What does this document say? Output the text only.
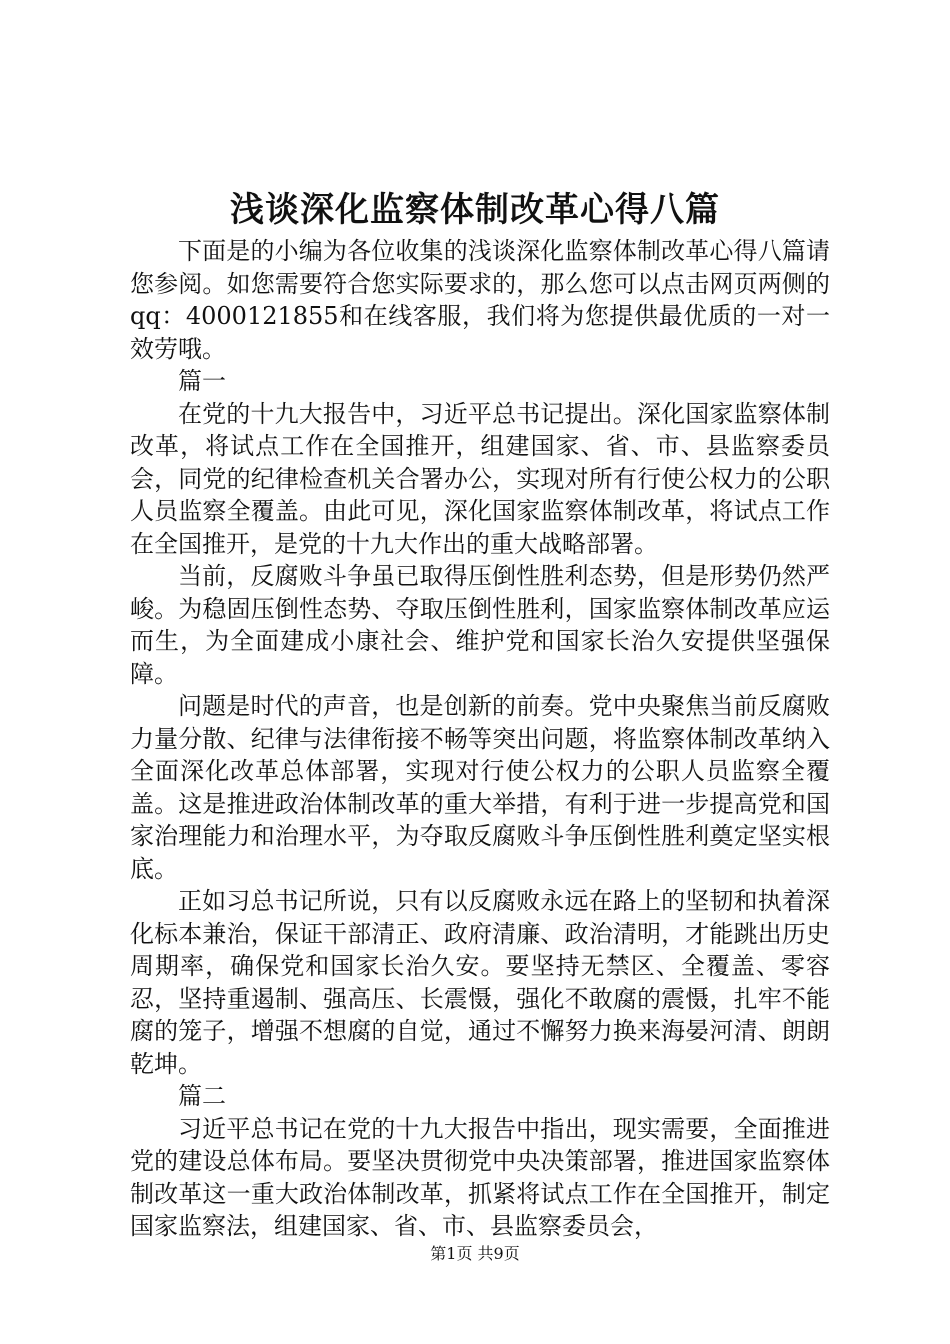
浅谈深化监察体制改革心得八篇

下面是的小编为各位收集的浅谈深化监察体制改革心得八篇请您参阅。如您需要符合您实际要求的，那么您可以点击网页两侧的qq：4000121855和在线客服，我们将为您提供最优质的一对一效劳哦。

篇一

在党的十九大报告中，习近平总书记提出。深化国家监察体制改革，将试点工作在全国推开，组建国家、省、市、县监察委员会，同党的纪律检查机关合署办公，实现对所有行使公权力的公职人员监察全覆盖。由此可见，深化国家监察体制改革，将试点工作在全国推开，是党的十九大作出的重大战略部署。

当前，反腐败斗争虽已取得压倒性胜利态势，但是形势仍然严峻。为稳固压倒性态势、夺取压倒性胜利，国家监察体制改革应运而生，为全面建成小康社会、维护党和国家长治久安提供坚强保障。

问题是时代的声音，也是创新的前奏。党中央聚焦当前反腐败力量分散、纪律与法律衔接不畅等突出问题，将监察体制改革纳入全面深化改革总体部署，实现对行使公权力的公职人员监察全覆盖。这是推进政治体制改革的重大举措，有利于进一步提高党和国家治理能力和治理水平，为夺取反腐败斗争压倒性胜利奠定坚实根底。

正如习总书记所说，只有以反腐败永远在路上的坚韧和执着深化标本兼治，保证干部清正、政府清廉、政治清明，才能跳出历史周期率，确保党和国家长治久安。要坚持无禁区、全覆盖、零容忍，坚持重遏制、强高压、长震慑，强化不敢腐的震慑，扎牢不能腐的笼子，增强不想腐的自觉，通过不懈努力换来海晏河清、朗朗乾坤。

篇二

习近平总书记在党的十九大报告中指出，现实需要，全面推进党的建设总体布局。要坚决贯彻党中央决策部署，推进国家监察体制改革这一重大政治体制改革，抓紧将试点工作在全国推开，制定国家监察法，组建国家、省、市、县监察委员会，

第1页 共9页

| WHAT TO WORK ON |
Print all of the entries word for word. Omit the pictures they contain.

| EXERCISE SOLUTION |
What does this document say? Output the text only.
浅谈深化监察体制改革心得八篇

下面是的小编为各位收集的浅谈深化监察体制改革心得八篇请您参阅。如您需要符合您实际要求的，那么您可以点击网页两侧的qq：4000121855和在线客服，我们将为您提供最优质的一对一效劳哦。

篇一

在党的十九大报告中，习近平总书记提出。深化国家监察体制改革，将试点工作在全国推开，组建国家、省、市、县监察委员会，同党的纪律检查机关合署办公，实现对所有行使公权力的公职人员监察全覆盖。由此可见，深化国家监察体制改革，将试点工作在全国推开，是党的十九大作出的重大战略部署。

当前，反腐败斗争虽已取得压倒性胜利态势，但是形势仍然严峻。为稳固压倒性态势、夺取压倒性胜利，国家监察体制改革应运而生，为全面建成小康社会、维护党和国家长治久安提供坚强保障。

问题是时代的声音，也是创新的前奏。党中央聚焦当前反腐败力量分散、纪律与法律衔接不畅等突出问题，将监察体制改革纳入全面深化改革总体部署，实现对行使公权力的公职人员监察全覆盖。这是推进政治体制改革的重大举措，有利于进一步提高党和国家治理能力和治理水平，为夺取反腐败斗争压倒性胜利奠定坚实根底。

正如习总书记所说，只有以反腐败永远在路上的坚韧和执着深化标本兼治，保证干部清正、政府清廉、政治清明，才能跳出历史周期率，确保党和国家长治久安。要坚持无禁区、全覆盖、零容忍，坚持重遏制、强高压、长震慑，强化不敢腐的震慑，扎牢不能腐的笼子，增强不想腐的自觉，通过不懈努力换来海晏河清、朗朗乾坤。

篇二

习近平总书记在党的十九大报告中指出，现实需要，全面推进党的建设总体布局。要坚决贯彻党中央决策部署，推进国家监察体制改革这一重大政治体制改革，抓紧将试点工作在全国推开，制定国家监察法，组建国家、省、市、县监察委员会，

第1页 共9页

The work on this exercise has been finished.